_What you have to do_
Verbatim output of all the material below is required.

---------------

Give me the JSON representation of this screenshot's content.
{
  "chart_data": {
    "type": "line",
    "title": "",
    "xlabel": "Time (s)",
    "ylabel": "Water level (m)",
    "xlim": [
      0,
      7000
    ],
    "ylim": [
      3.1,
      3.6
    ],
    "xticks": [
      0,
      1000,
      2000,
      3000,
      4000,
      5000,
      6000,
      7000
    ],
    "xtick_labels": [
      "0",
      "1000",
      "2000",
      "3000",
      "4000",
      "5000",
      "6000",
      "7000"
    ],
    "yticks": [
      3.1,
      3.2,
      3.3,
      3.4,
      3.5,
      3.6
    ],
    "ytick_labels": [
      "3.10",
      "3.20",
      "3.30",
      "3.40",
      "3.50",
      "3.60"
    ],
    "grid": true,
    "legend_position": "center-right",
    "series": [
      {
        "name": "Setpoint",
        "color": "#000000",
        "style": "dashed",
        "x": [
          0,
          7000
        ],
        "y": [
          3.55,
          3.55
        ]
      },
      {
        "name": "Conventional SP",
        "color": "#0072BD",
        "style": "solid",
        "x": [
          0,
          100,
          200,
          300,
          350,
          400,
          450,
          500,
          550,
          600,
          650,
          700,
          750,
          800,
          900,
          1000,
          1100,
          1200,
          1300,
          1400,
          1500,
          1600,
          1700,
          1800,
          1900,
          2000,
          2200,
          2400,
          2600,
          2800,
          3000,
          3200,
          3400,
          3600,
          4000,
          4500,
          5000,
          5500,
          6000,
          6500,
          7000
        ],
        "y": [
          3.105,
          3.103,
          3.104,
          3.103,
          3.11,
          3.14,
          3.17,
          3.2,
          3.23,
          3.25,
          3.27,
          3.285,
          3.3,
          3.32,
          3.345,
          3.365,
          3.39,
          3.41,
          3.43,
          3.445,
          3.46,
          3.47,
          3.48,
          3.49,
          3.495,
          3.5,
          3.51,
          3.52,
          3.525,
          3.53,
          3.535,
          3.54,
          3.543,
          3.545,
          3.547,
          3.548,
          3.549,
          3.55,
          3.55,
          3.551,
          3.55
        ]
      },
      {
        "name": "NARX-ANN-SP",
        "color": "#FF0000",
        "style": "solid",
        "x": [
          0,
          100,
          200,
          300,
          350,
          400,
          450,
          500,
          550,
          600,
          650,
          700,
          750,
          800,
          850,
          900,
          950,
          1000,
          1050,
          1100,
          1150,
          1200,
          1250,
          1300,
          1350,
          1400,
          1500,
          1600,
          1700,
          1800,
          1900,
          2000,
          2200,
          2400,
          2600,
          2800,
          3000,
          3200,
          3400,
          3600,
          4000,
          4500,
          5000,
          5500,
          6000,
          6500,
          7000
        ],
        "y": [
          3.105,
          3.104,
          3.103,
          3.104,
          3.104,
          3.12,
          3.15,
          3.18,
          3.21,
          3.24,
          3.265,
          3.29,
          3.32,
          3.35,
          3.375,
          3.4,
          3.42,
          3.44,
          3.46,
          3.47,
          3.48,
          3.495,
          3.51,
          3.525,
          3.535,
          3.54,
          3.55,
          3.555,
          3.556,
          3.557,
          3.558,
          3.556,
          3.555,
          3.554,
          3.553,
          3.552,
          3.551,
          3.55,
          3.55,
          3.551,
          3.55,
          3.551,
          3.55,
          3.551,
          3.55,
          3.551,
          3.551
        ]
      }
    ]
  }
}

---------------

_Solution to the exercise_
Give me the JSON representation of this screenshot's content.
{
  "chart_data": {
    "type": "line",
    "title": "",
    "xlabel": "Time (s)",
    "ylabel": "Water level (m)",
    "xlim": [
      0,
      7000
    ],
    "ylim": [
      3.1,
      3.6
    ],
    "xticks": [
      0,
      1000,
      2000,
      3000,
      4000,
      5000,
      6000,
      7000
    ],
    "xtick_labels": [
      "0",
      "1000",
      "2000",
      "3000",
      "4000",
      "5000",
      "6000",
      "7000"
    ],
    "yticks": [
      3.1,
      3.2,
      3.3,
      3.4,
      3.5,
      3.6
    ],
    "ytick_labels": [
      "3.10",
      "3.20",
      "3.30",
      "3.40",
      "3.50",
      "3.60"
    ],
    "grid": true,
    "legend_position": "center-right",
    "series": [
      {
        "name": "Setpoint",
        "color": "#000000",
        "style": "dashed",
        "x": [
          0,
          7000
        ],
        "y": [
          3.55,
          3.55
        ]
      },
      {
        "name": "Conventional SP",
        "color": "#0072BD",
        "style": "solid",
        "x": [
          0,
          100,
          200,
          300,
          350,
          400,
          450,
          500,
          550,
          600,
          650,
          700,
          750,
          800,
          900,
          1000,
          1100,
          1200,
          1300,
          1400,
          1500,
          1600,
          1700,
          1800,
          1900,
          2000,
          2200,
          2400,
          2600,
          2800,
          3000,
          3200,
          3400,
          3600,
          4000,
          4500,
          5000,
          5500,
          6000,
          6500,
          7000
        ],
        "y": [
          3.105,
          3.103,
          3.104,
          3.103,
          3.11,
          3.14,
          3.17,
          3.2,
          3.23,
          3.25,
          3.27,
          3.285,
          3.3,
          3.32,
          3.345,
          3.365,
          3.39,
          3.41,
          3.43,
          3.445,
          3.46,
          3.47,
          3.48,
          3.49,
          3.495,
          3.5,
          3.51,
          3.52,
          3.525,
          3.53,
          3.535,
          3.54,
          3.543,
          3.545,
          3.547,
          3.548,
          3.549,
          3.55,
          3.55,
          3.551,
          3.55
        ]
      },
      {
        "name": "NARX-ANN-SP",
        "color": "#FF0000",
        "style": "solid",
        "x": [
          0,
          100,
          200,
          300,
          350,
          400,
          450,
          500,
          550,
          600,
          650,
          700,
          750,
          800,
          850,
          900,
          950,
          1000,
          1050,
          1100,
          1150,
          1200,
          1250,
          1300,
          1350,
          1400,
          1500,
          1600,
          1700,
          1800,
          1900,
          2000,
          2200,
          2400,
          2600,
          2800,
          3000,
          3200,
          3400,
          3600,
          4000,
          4500,
          5000,
          5500,
          6000,
          6500,
          7000
        ],
        "y": [
          3.105,
          3.104,
          3.103,
          3.104,
          3.104,
          3.12,
          3.15,
          3.18,
          3.21,
          3.24,
          3.265,
          3.29,
          3.32,
          3.35,
          3.375,
          3.4,
          3.42,
          3.44,
          3.46,
          3.47,
          3.48,
          3.495,
          3.51,
          3.525,
          3.535,
          3.54,
          3.55,
          3.555,
          3.556,
          3.557,
          3.558,
          3.556,
          3.555,
          3.554,
          3.553,
          3.552,
          3.551,
          3.55,
          3.55,
          3.551,
          3.55,
          3.551,
          3.55,
          3.551,
          3.55,
          3.551,
          3.551
        ]
      }
    ]
  }
}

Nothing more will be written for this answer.